## [EXERCISE DETAILS]
Extract every line of the material that holds the string "JSON".

## [DATASET RECORDS]
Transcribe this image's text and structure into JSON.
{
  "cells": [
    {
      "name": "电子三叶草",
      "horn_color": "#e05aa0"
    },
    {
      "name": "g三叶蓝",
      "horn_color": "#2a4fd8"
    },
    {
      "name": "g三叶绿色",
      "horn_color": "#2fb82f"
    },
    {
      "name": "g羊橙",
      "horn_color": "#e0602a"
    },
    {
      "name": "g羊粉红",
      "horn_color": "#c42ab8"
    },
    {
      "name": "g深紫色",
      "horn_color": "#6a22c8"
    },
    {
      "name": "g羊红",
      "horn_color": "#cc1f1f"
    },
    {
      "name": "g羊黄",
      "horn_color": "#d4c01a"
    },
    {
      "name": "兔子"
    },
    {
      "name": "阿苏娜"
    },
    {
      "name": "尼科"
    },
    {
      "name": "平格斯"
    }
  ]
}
...
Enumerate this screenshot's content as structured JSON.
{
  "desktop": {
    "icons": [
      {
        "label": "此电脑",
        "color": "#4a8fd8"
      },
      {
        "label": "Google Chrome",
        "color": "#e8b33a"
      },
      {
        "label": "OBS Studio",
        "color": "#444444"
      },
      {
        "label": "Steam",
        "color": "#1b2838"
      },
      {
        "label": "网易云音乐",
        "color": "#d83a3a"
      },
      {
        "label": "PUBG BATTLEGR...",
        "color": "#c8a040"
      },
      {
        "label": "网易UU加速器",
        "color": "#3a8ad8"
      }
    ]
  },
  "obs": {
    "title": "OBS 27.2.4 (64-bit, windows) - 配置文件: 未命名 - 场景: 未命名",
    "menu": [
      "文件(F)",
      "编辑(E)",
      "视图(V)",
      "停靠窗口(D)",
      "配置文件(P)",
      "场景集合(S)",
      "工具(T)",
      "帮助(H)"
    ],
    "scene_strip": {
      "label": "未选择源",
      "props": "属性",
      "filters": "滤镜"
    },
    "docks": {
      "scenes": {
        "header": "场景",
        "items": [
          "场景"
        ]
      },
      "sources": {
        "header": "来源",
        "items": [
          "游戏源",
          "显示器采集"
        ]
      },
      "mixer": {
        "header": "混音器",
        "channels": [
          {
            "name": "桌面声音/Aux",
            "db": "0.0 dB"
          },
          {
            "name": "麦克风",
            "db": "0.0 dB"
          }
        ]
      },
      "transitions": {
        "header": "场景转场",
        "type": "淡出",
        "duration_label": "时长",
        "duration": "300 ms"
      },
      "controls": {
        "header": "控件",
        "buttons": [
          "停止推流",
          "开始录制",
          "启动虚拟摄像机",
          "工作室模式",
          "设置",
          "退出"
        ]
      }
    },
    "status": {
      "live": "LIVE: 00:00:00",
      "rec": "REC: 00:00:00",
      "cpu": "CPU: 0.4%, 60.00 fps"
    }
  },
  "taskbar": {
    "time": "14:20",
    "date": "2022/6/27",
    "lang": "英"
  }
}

## [PROBLEM SOLUTION]
Transcribe this image's text and structure into JSON.
Enumerate this screenshot's content as structured JSON.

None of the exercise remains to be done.